Le juge Rowe a souscrit à l’analyse de la majorité sur le caractère raisonnable, mais pas à la réparation choisie. Selon lui, la question devrait être renvoyée à la SAI, à qui il reviendrait de trancher à la lumière des orientations de la Cour suprême. Il estime que la possibilité de conséquences imprévues au titre de la LIPR doit être laissée à l’appréciation de la SAI, et que l’approche de la majorité s’apparente à une forme « déguisée » de contrôle selon la norme de la décision correcte. Dans leur dissidence, les juges Côté et O’Bonsawin ont indiqué que, selon elles, la décision était raisonnable, entre autres à la lumière de la jurisprudence citée. Elles ont aussi exprimé leur désaccord avec la réparation choisie par la majorité, estimant comme le juge Rowe qu’elle s’apparentait à un contrôle selon la norme de la décision correcte.
Points à retenir
- Les inquiétudes quant à la possibilité qu’il y ait plusieurs interprétations concurrentes dans les décisions du même décideur n’écartent pas la présomption selon laquelle la norme de la décision raisonnable s’applique.

===============

Questions -
1. Dressez la liste de tous les juges nommés dans l'extrait sur la décision de la Cour suprême.
2. Reprenez l'extrait sur la décision de la Cour suprême à la suite de son dernier point et poursuivez-le.

===============

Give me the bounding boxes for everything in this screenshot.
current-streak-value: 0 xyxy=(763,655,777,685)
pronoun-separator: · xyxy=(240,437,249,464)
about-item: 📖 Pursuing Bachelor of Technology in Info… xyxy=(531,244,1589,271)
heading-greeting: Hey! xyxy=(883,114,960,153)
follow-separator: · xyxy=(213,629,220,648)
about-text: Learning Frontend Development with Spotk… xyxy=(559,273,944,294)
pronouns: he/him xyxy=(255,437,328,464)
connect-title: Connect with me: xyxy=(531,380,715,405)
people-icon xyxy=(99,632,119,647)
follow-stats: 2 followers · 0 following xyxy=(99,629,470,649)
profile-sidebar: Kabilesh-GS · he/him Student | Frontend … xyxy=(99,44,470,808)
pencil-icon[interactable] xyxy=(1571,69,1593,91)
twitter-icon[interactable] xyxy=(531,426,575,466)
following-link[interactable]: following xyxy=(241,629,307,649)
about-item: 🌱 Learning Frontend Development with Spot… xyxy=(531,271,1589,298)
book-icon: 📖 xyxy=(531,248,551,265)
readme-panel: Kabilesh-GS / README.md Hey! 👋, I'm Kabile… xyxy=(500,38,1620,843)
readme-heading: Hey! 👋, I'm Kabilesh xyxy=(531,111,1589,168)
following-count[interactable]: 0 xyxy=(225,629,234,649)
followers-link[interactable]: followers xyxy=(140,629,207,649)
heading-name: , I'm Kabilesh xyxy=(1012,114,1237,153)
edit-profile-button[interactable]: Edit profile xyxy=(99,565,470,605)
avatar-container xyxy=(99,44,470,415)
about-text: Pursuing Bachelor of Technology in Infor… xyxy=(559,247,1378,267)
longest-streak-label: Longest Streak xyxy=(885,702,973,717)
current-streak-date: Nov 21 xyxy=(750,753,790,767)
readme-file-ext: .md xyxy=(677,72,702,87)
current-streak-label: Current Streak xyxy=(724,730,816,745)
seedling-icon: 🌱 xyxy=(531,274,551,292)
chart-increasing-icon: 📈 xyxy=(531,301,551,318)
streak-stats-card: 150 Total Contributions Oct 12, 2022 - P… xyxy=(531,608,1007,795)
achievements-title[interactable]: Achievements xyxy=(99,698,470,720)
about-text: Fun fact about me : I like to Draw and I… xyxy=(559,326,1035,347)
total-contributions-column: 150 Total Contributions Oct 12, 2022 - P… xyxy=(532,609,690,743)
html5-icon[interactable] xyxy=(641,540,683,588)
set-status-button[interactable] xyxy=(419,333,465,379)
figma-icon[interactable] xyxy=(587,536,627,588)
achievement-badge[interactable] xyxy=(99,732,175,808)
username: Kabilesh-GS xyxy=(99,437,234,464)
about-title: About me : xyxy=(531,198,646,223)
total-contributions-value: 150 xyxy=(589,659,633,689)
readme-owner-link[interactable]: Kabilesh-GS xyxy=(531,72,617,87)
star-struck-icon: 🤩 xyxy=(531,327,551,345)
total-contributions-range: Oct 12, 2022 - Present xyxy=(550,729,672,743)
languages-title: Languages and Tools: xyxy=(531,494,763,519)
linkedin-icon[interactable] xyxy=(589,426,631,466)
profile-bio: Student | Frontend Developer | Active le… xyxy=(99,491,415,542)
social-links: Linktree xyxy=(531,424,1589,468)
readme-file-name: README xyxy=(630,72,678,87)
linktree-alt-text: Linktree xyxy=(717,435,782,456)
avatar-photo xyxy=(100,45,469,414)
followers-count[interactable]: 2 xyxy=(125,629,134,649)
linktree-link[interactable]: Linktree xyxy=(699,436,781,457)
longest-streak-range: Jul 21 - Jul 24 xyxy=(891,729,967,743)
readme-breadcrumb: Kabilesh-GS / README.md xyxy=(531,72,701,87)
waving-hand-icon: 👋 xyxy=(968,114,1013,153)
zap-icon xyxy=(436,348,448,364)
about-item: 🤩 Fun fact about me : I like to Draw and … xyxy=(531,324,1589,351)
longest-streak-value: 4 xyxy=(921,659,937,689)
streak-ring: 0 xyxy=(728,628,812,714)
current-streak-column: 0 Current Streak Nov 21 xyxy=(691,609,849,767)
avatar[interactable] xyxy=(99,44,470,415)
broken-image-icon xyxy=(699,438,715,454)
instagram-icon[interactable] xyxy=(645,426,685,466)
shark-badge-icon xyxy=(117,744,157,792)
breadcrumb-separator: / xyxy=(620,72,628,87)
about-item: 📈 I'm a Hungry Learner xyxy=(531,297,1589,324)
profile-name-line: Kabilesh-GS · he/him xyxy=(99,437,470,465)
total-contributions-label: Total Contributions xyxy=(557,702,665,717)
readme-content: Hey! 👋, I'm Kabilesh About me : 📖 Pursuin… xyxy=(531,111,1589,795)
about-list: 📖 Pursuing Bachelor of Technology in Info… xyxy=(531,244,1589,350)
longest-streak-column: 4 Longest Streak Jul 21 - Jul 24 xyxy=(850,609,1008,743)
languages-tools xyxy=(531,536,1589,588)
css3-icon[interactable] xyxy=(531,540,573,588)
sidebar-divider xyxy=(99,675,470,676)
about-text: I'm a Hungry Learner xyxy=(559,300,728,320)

===============

Réponses -
1. Rowe, Côté, O'Bonsawin

2.
- Les décisions antérieures doivent être pertinentes, porter sur le sujet en cause et aider à répondre à la question posée. Dans ses motifs, le décideur doit expliquer pourquoi il s’appuie sur ces décisions, notamment à la lumière des principes d’interprétation législative.
- Dans certains contextes législatifs touchant des personnes vulnérables, comme c’est le cas de l’immigration, un fardeau justificatif plus élevé est de mise, car les décideurs doivent tenir compte des répercussions graves pour ces personnes.
- Lorsque les options sont limitées pour répondre à une question précise d’interprétation législative, les tribunaux seront plus enclins à conclure qu’il n’y a qu’une interprétation raisonnable que de renvoyer la question pour réexamen.
Nadia Effendi et Teagan Markin, de Borden Ladner Gervais S.E.N.C.R.L., S.R.L., représentaient l’Association canadienne des libertés civiles dans son intervention à la Cour suprême du Canada.